Stated exercise:
Check every line below for the word "Root" and show those that hold it.
========================================================================
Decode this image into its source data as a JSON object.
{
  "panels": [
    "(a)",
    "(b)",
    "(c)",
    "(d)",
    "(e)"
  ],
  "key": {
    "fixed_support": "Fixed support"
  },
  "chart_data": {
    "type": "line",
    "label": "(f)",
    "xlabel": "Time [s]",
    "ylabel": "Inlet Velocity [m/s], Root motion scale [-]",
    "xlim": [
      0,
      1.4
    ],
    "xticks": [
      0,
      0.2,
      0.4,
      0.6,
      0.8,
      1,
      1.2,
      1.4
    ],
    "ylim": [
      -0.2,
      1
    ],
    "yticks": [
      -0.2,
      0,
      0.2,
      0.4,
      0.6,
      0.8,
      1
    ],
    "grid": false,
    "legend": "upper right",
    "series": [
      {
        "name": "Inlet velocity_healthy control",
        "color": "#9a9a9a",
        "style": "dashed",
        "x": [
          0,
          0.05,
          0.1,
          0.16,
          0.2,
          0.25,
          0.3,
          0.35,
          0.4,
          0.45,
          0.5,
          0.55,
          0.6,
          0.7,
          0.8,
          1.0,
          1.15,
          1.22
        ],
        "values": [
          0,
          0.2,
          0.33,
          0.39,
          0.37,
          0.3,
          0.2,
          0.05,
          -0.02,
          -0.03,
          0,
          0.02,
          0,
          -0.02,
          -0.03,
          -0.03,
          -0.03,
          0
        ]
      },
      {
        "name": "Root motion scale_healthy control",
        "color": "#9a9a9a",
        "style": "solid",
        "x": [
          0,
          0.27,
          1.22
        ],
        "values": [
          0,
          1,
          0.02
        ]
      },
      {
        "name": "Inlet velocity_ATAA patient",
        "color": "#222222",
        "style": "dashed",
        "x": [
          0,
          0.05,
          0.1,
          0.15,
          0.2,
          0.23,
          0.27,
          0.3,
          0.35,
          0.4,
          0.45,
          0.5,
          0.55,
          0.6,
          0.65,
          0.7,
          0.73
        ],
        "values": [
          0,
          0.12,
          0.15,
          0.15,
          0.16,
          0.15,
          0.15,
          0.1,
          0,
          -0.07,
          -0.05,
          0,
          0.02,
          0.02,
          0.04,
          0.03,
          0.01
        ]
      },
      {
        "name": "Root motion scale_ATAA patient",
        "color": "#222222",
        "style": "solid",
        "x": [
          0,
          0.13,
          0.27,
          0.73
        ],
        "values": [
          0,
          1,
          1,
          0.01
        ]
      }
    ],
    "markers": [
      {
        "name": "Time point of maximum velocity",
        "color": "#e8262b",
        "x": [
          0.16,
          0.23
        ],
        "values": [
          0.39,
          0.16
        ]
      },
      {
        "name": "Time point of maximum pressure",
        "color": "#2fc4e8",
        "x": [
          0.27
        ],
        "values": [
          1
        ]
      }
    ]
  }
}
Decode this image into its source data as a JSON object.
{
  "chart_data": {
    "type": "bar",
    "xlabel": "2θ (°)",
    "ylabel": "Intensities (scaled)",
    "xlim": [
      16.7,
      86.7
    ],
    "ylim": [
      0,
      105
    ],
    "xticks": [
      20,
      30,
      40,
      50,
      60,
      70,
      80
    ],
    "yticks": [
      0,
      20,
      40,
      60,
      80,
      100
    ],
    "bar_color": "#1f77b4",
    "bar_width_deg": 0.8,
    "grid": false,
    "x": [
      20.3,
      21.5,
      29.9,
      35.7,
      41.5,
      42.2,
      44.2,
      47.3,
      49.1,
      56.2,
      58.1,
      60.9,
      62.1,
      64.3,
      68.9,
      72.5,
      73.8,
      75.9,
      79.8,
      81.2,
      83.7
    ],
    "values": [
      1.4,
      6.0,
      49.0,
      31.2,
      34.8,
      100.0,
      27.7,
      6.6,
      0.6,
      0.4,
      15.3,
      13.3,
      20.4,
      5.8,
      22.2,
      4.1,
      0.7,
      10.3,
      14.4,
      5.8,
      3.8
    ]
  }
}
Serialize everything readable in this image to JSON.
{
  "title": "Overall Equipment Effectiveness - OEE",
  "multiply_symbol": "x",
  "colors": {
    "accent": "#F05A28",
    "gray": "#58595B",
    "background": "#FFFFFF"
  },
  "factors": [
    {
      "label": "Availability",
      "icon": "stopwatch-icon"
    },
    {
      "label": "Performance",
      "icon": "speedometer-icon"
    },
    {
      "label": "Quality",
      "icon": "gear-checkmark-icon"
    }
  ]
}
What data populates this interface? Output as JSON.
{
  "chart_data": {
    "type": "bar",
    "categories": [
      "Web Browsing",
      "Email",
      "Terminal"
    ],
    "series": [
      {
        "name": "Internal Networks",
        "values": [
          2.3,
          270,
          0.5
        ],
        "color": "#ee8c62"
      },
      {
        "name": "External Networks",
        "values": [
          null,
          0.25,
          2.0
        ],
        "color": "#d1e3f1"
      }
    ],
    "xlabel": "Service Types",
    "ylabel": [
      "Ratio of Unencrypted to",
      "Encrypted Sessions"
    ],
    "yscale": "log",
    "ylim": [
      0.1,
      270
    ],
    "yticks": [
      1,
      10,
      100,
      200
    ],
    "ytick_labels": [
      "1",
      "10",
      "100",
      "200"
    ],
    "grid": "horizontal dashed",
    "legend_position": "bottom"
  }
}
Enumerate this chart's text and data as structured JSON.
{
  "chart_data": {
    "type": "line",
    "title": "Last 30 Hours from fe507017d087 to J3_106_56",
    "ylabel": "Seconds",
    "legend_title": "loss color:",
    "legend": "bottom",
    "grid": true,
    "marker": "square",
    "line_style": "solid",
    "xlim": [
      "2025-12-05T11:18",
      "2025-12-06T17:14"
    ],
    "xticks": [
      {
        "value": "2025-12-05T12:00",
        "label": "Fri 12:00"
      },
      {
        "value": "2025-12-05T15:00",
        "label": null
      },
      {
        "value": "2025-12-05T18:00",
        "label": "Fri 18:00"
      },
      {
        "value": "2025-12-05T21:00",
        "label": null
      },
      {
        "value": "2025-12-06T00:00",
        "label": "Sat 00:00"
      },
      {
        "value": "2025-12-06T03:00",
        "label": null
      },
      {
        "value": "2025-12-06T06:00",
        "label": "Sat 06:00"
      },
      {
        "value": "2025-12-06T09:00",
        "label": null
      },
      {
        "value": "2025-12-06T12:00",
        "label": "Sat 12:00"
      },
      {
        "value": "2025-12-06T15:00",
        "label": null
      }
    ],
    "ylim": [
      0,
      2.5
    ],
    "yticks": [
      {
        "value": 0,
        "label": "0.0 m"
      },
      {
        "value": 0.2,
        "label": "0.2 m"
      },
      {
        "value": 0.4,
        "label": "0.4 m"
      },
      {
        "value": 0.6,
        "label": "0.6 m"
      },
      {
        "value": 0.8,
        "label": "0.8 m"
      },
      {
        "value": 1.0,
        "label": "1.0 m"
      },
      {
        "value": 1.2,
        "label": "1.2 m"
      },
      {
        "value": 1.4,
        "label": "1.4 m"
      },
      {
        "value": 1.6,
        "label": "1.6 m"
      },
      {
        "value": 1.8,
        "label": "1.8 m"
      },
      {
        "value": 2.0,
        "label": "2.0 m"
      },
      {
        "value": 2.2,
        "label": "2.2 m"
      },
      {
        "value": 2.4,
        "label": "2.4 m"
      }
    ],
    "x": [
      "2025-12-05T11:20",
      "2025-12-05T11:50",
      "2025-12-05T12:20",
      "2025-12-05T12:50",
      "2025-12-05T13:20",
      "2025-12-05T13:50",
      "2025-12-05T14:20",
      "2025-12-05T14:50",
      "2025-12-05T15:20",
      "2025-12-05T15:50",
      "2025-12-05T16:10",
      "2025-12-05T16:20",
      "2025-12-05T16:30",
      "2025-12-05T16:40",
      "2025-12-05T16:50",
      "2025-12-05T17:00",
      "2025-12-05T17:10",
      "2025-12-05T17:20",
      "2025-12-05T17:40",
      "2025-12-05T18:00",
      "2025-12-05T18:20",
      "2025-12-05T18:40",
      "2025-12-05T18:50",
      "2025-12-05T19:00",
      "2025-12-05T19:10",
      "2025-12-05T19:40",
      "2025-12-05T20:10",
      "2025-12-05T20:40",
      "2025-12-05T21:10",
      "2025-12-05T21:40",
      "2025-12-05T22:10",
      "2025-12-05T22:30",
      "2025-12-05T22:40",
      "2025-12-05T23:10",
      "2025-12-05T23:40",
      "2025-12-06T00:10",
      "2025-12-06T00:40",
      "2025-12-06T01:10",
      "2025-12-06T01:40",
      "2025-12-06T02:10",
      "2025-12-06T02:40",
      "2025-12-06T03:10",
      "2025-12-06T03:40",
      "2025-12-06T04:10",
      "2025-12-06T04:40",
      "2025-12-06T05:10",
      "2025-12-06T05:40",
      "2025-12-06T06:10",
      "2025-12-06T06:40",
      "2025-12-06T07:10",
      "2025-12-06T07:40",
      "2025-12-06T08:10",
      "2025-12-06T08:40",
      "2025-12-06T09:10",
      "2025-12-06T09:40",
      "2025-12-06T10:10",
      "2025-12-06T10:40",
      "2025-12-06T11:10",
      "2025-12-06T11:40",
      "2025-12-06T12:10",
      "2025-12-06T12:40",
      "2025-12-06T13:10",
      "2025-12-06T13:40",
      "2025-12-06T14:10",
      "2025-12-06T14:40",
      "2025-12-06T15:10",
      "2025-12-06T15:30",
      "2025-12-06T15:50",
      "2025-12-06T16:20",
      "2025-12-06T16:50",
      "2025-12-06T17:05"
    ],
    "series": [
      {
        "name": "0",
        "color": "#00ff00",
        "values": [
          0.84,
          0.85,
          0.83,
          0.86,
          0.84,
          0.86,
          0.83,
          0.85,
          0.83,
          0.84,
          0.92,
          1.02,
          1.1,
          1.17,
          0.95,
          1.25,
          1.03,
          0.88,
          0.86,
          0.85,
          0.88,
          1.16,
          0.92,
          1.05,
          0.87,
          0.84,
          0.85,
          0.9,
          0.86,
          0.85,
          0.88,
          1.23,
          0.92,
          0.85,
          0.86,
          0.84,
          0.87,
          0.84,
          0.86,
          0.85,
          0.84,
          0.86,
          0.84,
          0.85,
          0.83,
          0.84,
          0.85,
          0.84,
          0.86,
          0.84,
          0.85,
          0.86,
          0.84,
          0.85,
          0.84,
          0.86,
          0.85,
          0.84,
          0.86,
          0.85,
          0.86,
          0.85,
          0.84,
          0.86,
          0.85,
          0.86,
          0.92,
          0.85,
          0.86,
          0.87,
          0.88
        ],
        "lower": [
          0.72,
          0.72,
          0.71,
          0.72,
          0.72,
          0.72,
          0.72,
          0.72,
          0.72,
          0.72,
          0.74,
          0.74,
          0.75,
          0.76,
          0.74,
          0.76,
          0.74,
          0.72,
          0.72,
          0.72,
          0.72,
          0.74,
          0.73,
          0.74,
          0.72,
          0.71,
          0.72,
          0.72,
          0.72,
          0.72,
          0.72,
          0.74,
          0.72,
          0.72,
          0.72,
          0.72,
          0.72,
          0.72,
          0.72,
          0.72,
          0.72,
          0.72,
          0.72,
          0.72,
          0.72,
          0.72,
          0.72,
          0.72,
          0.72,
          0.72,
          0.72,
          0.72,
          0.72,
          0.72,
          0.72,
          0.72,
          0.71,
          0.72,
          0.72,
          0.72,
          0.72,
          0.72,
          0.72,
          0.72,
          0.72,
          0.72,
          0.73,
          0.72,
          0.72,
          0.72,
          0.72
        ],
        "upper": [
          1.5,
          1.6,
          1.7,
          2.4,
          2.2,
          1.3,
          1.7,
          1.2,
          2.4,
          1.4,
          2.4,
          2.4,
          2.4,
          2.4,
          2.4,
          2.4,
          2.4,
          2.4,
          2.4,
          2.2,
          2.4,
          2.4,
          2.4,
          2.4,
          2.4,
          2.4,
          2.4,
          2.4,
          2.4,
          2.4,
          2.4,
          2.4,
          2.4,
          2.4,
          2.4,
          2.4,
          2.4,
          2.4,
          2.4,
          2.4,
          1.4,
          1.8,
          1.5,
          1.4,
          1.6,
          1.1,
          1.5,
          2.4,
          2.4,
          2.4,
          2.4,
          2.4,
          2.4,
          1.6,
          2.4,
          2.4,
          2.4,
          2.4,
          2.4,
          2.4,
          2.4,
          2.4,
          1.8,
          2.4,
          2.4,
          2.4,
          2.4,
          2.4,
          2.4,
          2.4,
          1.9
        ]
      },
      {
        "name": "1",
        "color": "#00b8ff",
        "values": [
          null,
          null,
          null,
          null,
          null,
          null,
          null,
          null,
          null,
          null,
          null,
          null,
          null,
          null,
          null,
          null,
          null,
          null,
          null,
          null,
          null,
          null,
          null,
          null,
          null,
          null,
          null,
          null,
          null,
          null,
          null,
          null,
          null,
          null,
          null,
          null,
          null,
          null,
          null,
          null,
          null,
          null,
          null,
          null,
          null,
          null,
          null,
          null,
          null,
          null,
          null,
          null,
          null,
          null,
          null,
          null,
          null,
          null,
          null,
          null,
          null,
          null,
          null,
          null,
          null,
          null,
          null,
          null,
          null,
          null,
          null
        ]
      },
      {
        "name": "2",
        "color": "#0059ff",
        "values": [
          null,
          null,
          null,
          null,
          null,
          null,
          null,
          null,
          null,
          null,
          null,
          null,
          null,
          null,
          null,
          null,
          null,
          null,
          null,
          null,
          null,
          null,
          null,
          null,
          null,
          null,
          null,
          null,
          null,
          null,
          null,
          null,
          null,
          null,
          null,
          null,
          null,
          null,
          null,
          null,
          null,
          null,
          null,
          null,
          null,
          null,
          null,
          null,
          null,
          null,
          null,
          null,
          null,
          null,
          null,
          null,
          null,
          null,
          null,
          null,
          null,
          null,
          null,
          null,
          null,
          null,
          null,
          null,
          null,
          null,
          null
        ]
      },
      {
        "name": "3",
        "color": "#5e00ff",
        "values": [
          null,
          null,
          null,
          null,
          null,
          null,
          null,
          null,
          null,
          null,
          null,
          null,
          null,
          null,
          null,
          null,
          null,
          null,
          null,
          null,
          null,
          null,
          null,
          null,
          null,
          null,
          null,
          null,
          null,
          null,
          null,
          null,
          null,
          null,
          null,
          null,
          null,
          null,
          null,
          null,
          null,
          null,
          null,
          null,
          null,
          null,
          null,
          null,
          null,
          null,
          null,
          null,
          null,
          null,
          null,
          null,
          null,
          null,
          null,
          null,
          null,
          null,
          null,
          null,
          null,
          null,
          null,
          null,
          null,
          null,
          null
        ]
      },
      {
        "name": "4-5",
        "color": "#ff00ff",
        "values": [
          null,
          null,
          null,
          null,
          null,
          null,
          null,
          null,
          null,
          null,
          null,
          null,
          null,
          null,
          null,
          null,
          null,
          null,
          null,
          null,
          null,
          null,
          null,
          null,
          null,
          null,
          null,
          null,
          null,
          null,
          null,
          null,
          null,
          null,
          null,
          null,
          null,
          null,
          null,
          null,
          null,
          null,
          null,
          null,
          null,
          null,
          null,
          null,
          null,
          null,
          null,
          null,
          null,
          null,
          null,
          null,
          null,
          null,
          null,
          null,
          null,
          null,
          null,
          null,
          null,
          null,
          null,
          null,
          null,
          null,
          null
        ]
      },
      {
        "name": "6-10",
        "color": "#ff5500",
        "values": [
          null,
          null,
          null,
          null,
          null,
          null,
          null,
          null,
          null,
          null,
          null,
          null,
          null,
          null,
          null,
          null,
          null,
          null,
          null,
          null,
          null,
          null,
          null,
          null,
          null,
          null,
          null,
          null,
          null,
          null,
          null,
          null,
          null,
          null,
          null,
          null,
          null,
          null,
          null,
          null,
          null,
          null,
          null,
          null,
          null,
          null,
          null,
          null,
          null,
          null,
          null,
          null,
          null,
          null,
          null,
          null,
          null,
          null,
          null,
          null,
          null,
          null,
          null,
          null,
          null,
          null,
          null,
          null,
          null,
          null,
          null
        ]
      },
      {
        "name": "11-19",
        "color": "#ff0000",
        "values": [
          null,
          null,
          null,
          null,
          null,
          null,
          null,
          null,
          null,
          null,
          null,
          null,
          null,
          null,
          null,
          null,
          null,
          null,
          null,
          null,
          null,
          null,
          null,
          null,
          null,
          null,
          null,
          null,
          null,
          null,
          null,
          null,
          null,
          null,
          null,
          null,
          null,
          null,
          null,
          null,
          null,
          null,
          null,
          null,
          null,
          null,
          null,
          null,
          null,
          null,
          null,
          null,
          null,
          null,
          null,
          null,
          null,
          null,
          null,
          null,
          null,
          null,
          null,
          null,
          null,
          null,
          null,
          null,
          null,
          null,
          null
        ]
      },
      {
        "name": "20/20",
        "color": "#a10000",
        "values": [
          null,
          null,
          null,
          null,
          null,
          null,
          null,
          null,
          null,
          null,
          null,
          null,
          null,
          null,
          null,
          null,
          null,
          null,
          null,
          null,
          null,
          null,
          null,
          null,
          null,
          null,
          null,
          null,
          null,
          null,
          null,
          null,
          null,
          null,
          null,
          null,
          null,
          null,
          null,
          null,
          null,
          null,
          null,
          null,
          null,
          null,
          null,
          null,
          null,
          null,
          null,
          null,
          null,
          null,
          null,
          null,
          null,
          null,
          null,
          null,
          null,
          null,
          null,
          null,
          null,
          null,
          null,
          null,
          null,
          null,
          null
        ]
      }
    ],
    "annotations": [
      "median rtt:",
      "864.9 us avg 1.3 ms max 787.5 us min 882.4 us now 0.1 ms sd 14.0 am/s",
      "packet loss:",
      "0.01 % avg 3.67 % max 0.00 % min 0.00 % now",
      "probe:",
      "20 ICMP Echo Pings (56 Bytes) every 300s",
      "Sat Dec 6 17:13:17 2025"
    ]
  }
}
========================================================================
The completed task:
    "ylabel": "Inlet Velocity [m/s], Root motion scale [-]",
        "name": "Root motion scale_healthy control",
        "name": "Root motion scale_ATAA patient",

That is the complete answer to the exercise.